Filter these entries so that only lines with the word "title" remain.

## start

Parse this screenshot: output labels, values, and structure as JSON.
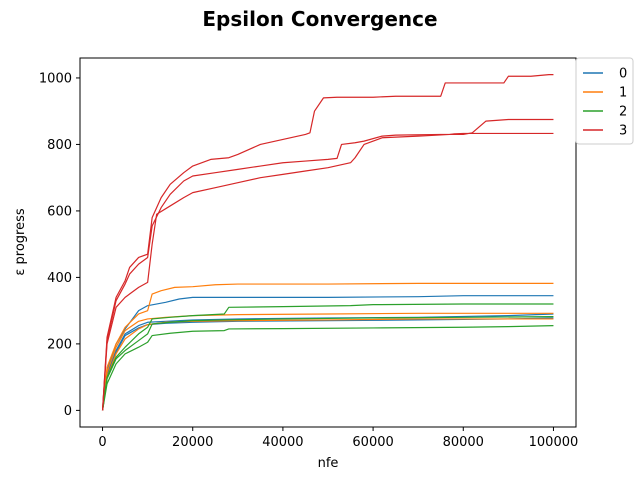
{
  "chart_data": {
    "type": "line",
    "title": "Epsilon Convergence",
    "xlabel": "nfe",
    "ylabel": "ε progress",
    "xlim": [
      -5000,
      105000
    ],
    "ylim": [
      -50,
      1060
    ],
    "xticks": [
      0,
      20000,
      40000,
      60000,
      80000,
      100000
    ],
    "yticks": [
      0,
      200,
      400,
      600,
      800,
      1000
    ],
    "legend_position": "upper-right-outside",
    "grid": false,
    "series_colors": {
      "0": "#1f77b4",
      "1": "#ff7f0e",
      "2": "#2ca02c",
      "3": "#d62728"
    },
    "legend": [
      {
        "name": "0",
        "color": "#1f77b4"
      },
      {
        "name": "1",
        "color": "#ff7f0e"
      },
      {
        "name": "2",
        "color": "#2ca02c"
      },
      {
        "name": "3",
        "color": "#d62728"
      }
    ],
    "series": [
      {
        "name": "0",
        "group": "0",
        "points": [
          [
            0,
            0
          ],
          [
            1000,
            120
          ],
          [
            3000,
            200
          ],
          [
            5000,
            245
          ],
          [
            8000,
            300
          ],
          [
            10000,
            315
          ],
          [
            14000,
            325
          ],
          [
            17000,
            335
          ],
          [
            20000,
            340
          ],
          [
            30000,
            340
          ],
          [
            50000,
            340
          ],
          [
            70000,
            342
          ],
          [
            80000,
            345
          ],
          [
            90000,
            345
          ],
          [
            100000,
            345
          ]
        ]
      },
      {
        "name": "0",
        "group": "0",
        "points": [
          [
            0,
            0
          ],
          [
            1000,
            110
          ],
          [
            3000,
            180
          ],
          [
            5000,
            230
          ],
          [
            8000,
            255
          ],
          [
            10000,
            265
          ],
          [
            14000,
            268
          ],
          [
            20000,
            272
          ],
          [
            30000,
            275
          ],
          [
            50000,
            278
          ],
          [
            70000,
            280
          ],
          [
            90000,
            285
          ],
          [
            100000,
            290
          ]
        ]
      },
      {
        "name": "0",
        "group": "0",
        "points": [
          [
            0,
            0
          ],
          [
            1000,
            105
          ],
          [
            3000,
            175
          ],
          [
            5000,
            225
          ],
          [
            8000,
            248
          ],
          [
            10000,
            258
          ],
          [
            14000,
            262
          ],
          [
            20000,
            265
          ],
          [
            30000,
            268
          ],
          [
            50000,
            270
          ],
          [
            70000,
            272
          ],
          [
            90000,
            275
          ],
          [
            100000,
            278
          ]
        ]
      },
      {
        "name": "1",
        "group": "1",
        "points": [
          [
            0,
            0
          ],
          [
            1000,
            130
          ],
          [
            3000,
            200
          ],
          [
            5000,
            250
          ],
          [
            8000,
            290
          ],
          [
            10000,
            300
          ],
          [
            11000,
            350
          ],
          [
            13000,
            360
          ],
          [
            16000,
            370
          ],
          [
            20000,
            372
          ],
          [
            25000,
            378
          ],
          [
            30000,
            380
          ],
          [
            50000,
            380
          ],
          [
            70000,
            382
          ],
          [
            100000,
            382
          ]
        ]
      },
      {
        "name": "1",
        "group": "1",
        "points": [
          [
            0,
            0
          ],
          [
            1000,
            115
          ],
          [
            3000,
            190
          ],
          [
            5000,
            240
          ],
          [
            8000,
            268
          ],
          [
            10000,
            275
          ],
          [
            14000,
            280
          ],
          [
            20000,
            285
          ],
          [
            30000,
            288
          ],
          [
            50000,
            290
          ],
          [
            70000,
            292
          ],
          [
            100000,
            292
          ]
        ]
      },
      {
        "name": "1",
        "group": "1",
        "points": [
          [
            0,
            0
          ],
          [
            1000,
            100
          ],
          [
            3000,
            170
          ],
          [
            5000,
            215
          ],
          [
            8000,
            245
          ],
          [
            10000,
            258
          ],
          [
            14000,
            265
          ],
          [
            20000,
            268
          ],
          [
            30000,
            270
          ],
          [
            50000,
            272
          ],
          [
            70000,
            275
          ],
          [
            100000,
            275
          ]
        ]
      },
      {
        "name": "2",
        "group": "2",
        "points": [
          [
            0,
            0
          ],
          [
            1000,
            100
          ],
          [
            3000,
            160
          ],
          [
            5000,
            190
          ],
          [
            8000,
            230
          ],
          [
            10000,
            250
          ],
          [
            11000,
            275
          ],
          [
            15000,
            280
          ],
          [
            20000,
            285
          ],
          [
            27000,
            290
          ],
          [
            28000,
            310
          ],
          [
            40000,
            312
          ],
          [
            55000,
            315
          ],
          [
            60000,
            318
          ],
          [
            80000,
            320
          ],
          [
            100000,
            320
          ]
        ]
      },
      {
        "name": "2",
        "group": "2",
        "points": [
          [
            0,
            0
          ],
          [
            1000,
            95
          ],
          [
            3000,
            155
          ],
          [
            5000,
            180
          ],
          [
            8000,
            210
          ],
          [
            10000,
            230
          ],
          [
            11000,
            260
          ],
          [
            15000,
            265
          ],
          [
            20000,
            270
          ],
          [
            27000,
            272
          ],
          [
            40000,
            275
          ],
          [
            60000,
            278
          ],
          [
            80000,
            280
          ],
          [
            100000,
            282
          ]
        ]
      },
      {
        "name": "2",
        "group": "2",
        "points": [
          [
            0,
            0
          ],
          [
            1000,
            80
          ],
          [
            3000,
            140
          ],
          [
            5000,
            170
          ],
          [
            8000,
            190
          ],
          [
            10000,
            205
          ],
          [
            11000,
            225
          ],
          [
            15000,
            232
          ],
          [
            20000,
            238
          ],
          [
            27000,
            240
          ],
          [
            28000,
            245
          ],
          [
            40000,
            246
          ],
          [
            60000,
            248
          ],
          [
            80000,
            250
          ],
          [
            90000,
            252
          ],
          [
            100000,
            255
          ]
        ]
      },
      {
        "name": "3",
        "group": "3",
        "points": [
          [
            0,
            0
          ],
          [
            1000,
            220
          ],
          [
            3000,
            340
          ],
          [
            5000,
            390
          ],
          [
            6000,
            430
          ],
          [
            8000,
            460
          ],
          [
            10000,
            470
          ],
          [
            11000,
            580
          ],
          [
            13000,
            640
          ],
          [
            15000,
            680
          ],
          [
            18000,
            715
          ],
          [
            20000,
            735
          ],
          [
            24000,
            755
          ],
          [
            28000,
            760
          ],
          [
            30000,
            770
          ],
          [
            35000,
            800
          ],
          [
            40000,
            815
          ],
          [
            45000,
            830
          ],
          [
            46000,
            835
          ],
          [
            47000,
            900
          ],
          [
            49000,
            940
          ],
          [
            52000,
            942
          ],
          [
            60000,
            942
          ],
          [
            65000,
            945
          ],
          [
            75000,
            945
          ],
          [
            76000,
            985
          ],
          [
            80000,
            985
          ],
          [
            85000,
            985
          ],
          [
            89000,
            985
          ],
          [
            90000,
            1005
          ],
          [
            95000,
            1005
          ],
          [
            99000,
            1010
          ],
          [
            100000,
            1010
          ]
        ]
      },
      {
        "name": "3",
        "group": "3",
        "points": [
          [
            0,
            0
          ],
          [
            1000,
            210
          ],
          [
            3000,
            330
          ],
          [
            5000,
            380
          ],
          [
            6000,
            410
          ],
          [
            8000,
            440
          ],
          [
            10000,
            460
          ],
          [
            11000,
            555
          ],
          [
            13000,
            610
          ],
          [
            15000,
            650
          ],
          [
            18000,
            690
          ],
          [
            20000,
            705
          ],
          [
            25000,
            715
          ],
          [
            30000,
            725
          ],
          [
            35000,
            735
          ],
          [
            40000,
            745
          ],
          [
            45000,
            750
          ],
          [
            50000,
            755
          ],
          [
            52000,
            758
          ],
          [
            53000,
            800
          ],
          [
            56000,
            805
          ],
          [
            58000,
            810
          ],
          [
            62000,
            825
          ],
          [
            65000,
            828
          ],
          [
            75000,
            830
          ],
          [
            80000,
            830
          ],
          [
            82000,
            835
          ],
          [
            85000,
            870
          ],
          [
            90000,
            875
          ],
          [
            100000,
            875
          ]
        ]
      },
      {
        "name": "3",
        "group": "3",
        "points": [
          [
            0,
            0
          ],
          [
            1000,
            200
          ],
          [
            3000,
            310
          ],
          [
            5000,
            340
          ],
          [
            6000,
            350
          ],
          [
            8000,
            370
          ],
          [
            10000,
            385
          ],
          [
            11000,
            500
          ],
          [
            12000,
            590
          ],
          [
            15000,
            615
          ],
          [
            18000,
            640
          ],
          [
            20000,
            655
          ],
          [
            25000,
            670
          ],
          [
            30000,
            685
          ],
          [
            35000,
            700
          ],
          [
            40000,
            710
          ],
          [
            45000,
            720
          ],
          [
            50000,
            730
          ],
          [
            55000,
            745
          ],
          [
            56000,
            760
          ],
          [
            58000,
            800
          ],
          [
            62000,
            820
          ],
          [
            70000,
            825
          ],
          [
            77000,
            830
          ],
          [
            78000,
            832
          ],
          [
            80000,
            833
          ],
          [
            90000,
            833
          ],
          [
            100000,
            833
          ]
        ]
      }
    ]
  }
}
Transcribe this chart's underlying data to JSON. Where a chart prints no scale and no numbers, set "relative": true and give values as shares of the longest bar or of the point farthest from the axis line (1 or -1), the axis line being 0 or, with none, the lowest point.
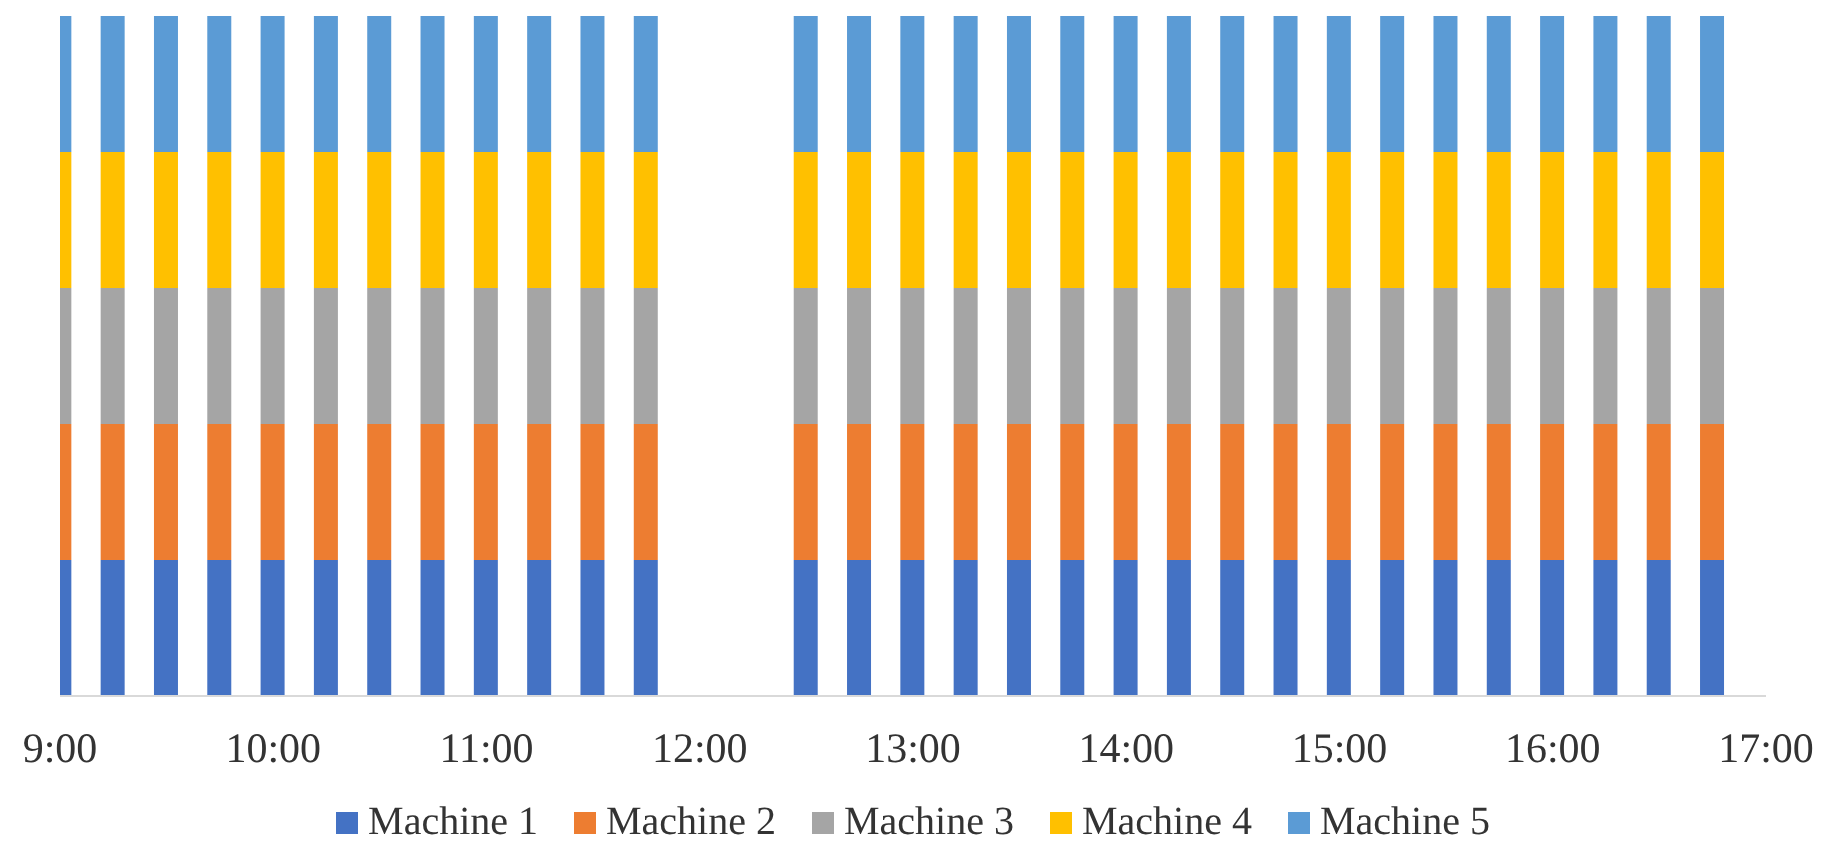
{
  "chart_data": {
    "type": "bar",
    "stacked": true,
    "relative": true,
    "x": [
      9,
      9.25,
      9.5,
      9.75,
      10,
      10.25,
      10.5,
      10.75,
      11,
      11.25,
      11.5,
      11.75,
      12.5,
      12.75,
      13,
      13.25,
      13.5,
      13.75,
      14,
      14.25,
      14.5,
      14.75,
      15,
      15.25,
      15.5,
      15.75,
      16,
      16.25,
      16.5,
      16.75
    ],
    "xlim": [
      9,
      17
    ],
    "xticks": [
      {
        "value": 9,
        "label": "9:00"
      },
      {
        "value": 10,
        "label": "10:00"
      },
      {
        "value": 11,
        "label": "11:00"
      },
      {
        "value": 12,
        "label": "12:00"
      },
      {
        "value": 13,
        "label": "13:00"
      },
      {
        "value": 14,
        "label": "14:00"
      },
      {
        "value": 15,
        "label": "15:00"
      },
      {
        "value": 16,
        "label": "16:00"
      },
      {
        "value": 17,
        "label": "17:00"
      }
    ],
    "legend": "bottom",
    "series": [
      {
        "name": "Machine 1",
        "color": "#4472c4",
        "values": [
          0.2,
          0.2,
          0.2,
          0.2,
          0.2,
          0.2,
          0.2,
          0.2,
          0.2,
          0.2,
          0.2,
          0.2,
          0.2,
          0.2,
          0.2,
          0.2,
          0.2,
          0.2,
          0.2,
          0.2,
          0.2,
          0.2,
          0.2,
          0.2,
          0.2,
          0.2,
          0.2,
          0.2,
          0.2,
          0.2
        ]
      },
      {
        "name": "Machine 2",
        "color": "#ed7d31",
        "values": [
          0.2,
          0.2,
          0.2,
          0.2,
          0.2,
          0.2,
          0.2,
          0.2,
          0.2,
          0.2,
          0.2,
          0.2,
          0.2,
          0.2,
          0.2,
          0.2,
          0.2,
          0.2,
          0.2,
          0.2,
          0.2,
          0.2,
          0.2,
          0.2,
          0.2,
          0.2,
          0.2,
          0.2,
          0.2,
          0.2
        ]
      },
      {
        "name": "Machine 3",
        "color": "#a5a5a5",
        "values": [
          0.2,
          0.2,
          0.2,
          0.2,
          0.2,
          0.2,
          0.2,
          0.2,
          0.2,
          0.2,
          0.2,
          0.2,
          0.2,
          0.2,
          0.2,
          0.2,
          0.2,
          0.2,
          0.2,
          0.2,
          0.2,
          0.2,
          0.2,
          0.2,
          0.2,
          0.2,
          0.2,
          0.2,
          0.2,
          0.2
        ]
      },
      {
        "name": "Machine 4",
        "color": "#ffc000",
        "values": [
          0.2,
          0.2,
          0.2,
          0.2,
          0.2,
          0.2,
          0.2,
          0.2,
          0.2,
          0.2,
          0.2,
          0.2,
          0.2,
          0.2,
          0.2,
          0.2,
          0.2,
          0.2,
          0.2,
          0.2,
          0.2,
          0.2,
          0.2,
          0.2,
          0.2,
          0.2,
          0.2,
          0.2,
          0.2,
          0.2
        ]
      },
      {
        "name": "Machine 5",
        "color": "#5b9bd5",
        "values": [
          0.2,
          0.2,
          0.2,
          0.2,
          0.2,
          0.2,
          0.2,
          0.2,
          0.2,
          0.2,
          0.2,
          0.2,
          0.2,
          0.2,
          0.2,
          0.2,
          0.2,
          0.2,
          0.2,
          0.2,
          0.2,
          0.2,
          0.2,
          0.2,
          0.2,
          0.2,
          0.2,
          0.2,
          0.2,
          0.2
        ]
      }
    ]
  }
}
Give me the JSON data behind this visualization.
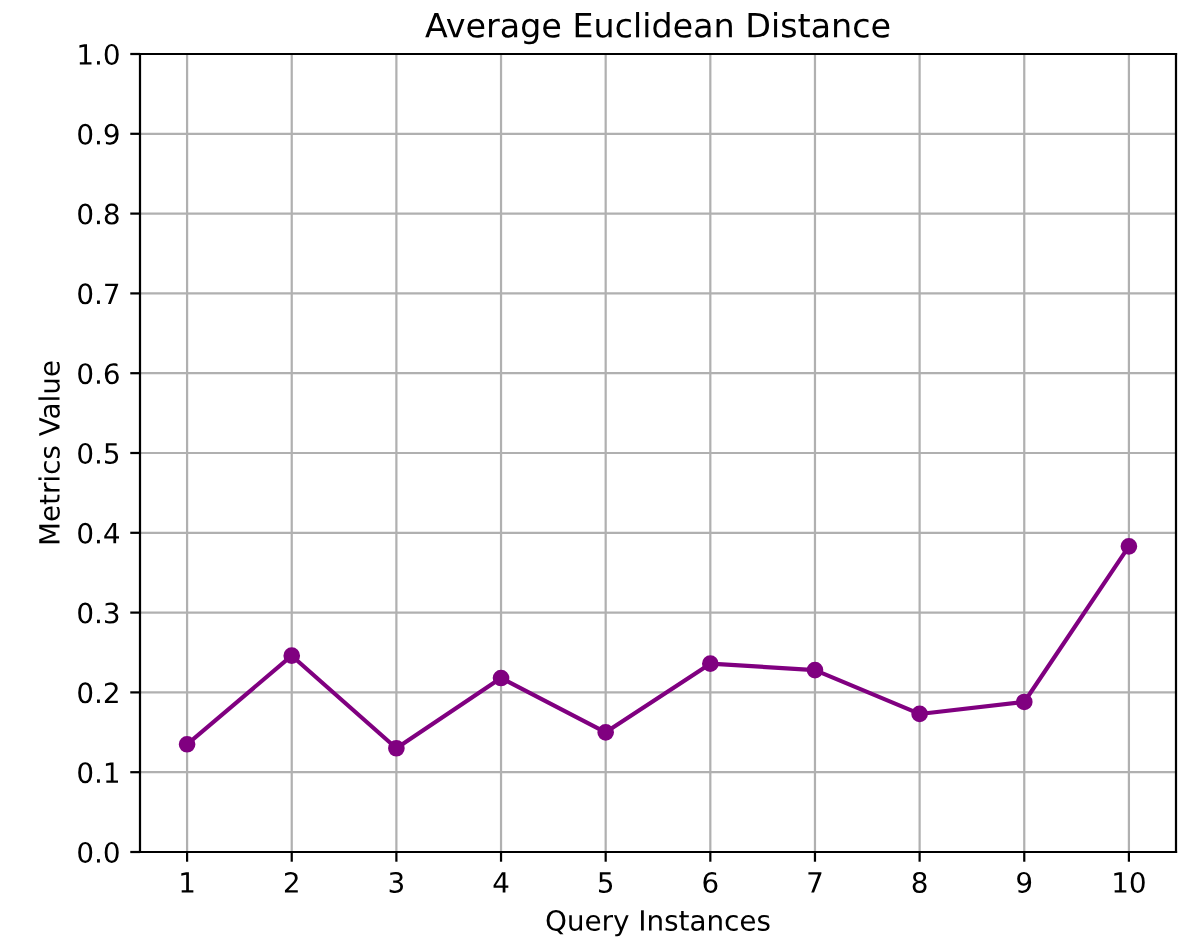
{
  "chart_data": {
    "type": "line",
    "title": "Average Euclidean Distance",
    "xlabel": "Query Instances",
    "ylabel": "Metrics Value",
    "x": [
      1,
      2,
      3,
      4,
      5,
      6,
      7,
      8,
      9,
      10
    ],
    "series": [
      {
        "color": "#800080",
        "values": [
          0.135,
          0.246,
          0.13,
          0.218,
          0.15,
          0.236,
          0.228,
          0.173,
          0.188,
          0.383
        ]
      }
    ],
    "xlim": [
      0.55,
      10.45
    ],
    "xticks": [
      1,
      2,
      3,
      4,
      5,
      6,
      7,
      8,
      9,
      10
    ],
    "ylim": [
      0.0,
      1.0
    ],
    "yticks": [
      {
        "value": 0,
        "label": "0.0"
      },
      0.1,
      0.2,
      0.3,
      0.4,
      0.5,
      0.6,
      0.7,
      0.8,
      0.9,
      {
        "value": 1,
        "label": "1.0"
      }
    ],
    "grid": true,
    "marker": "circle",
    "line_style": "solid"
  }
}
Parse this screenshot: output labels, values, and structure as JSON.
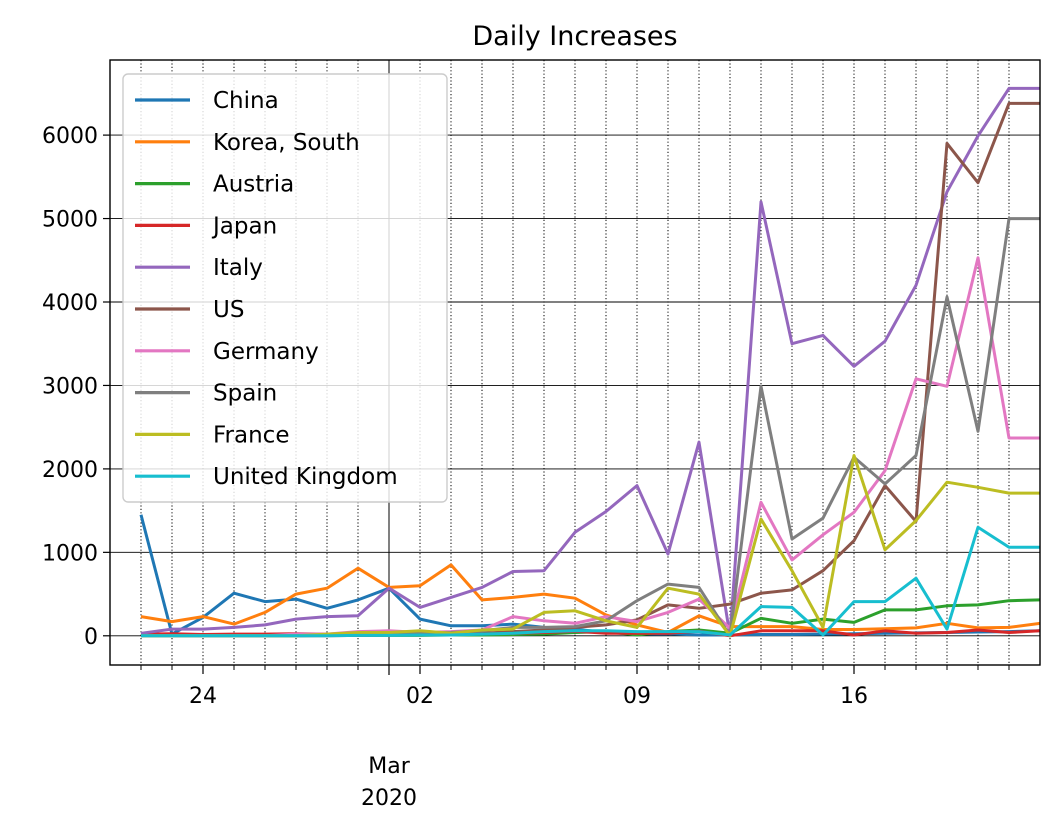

## end

● **Result for this task**
    "title": "Epsilon Convergence",
    "title": "Average Euclidean Distance",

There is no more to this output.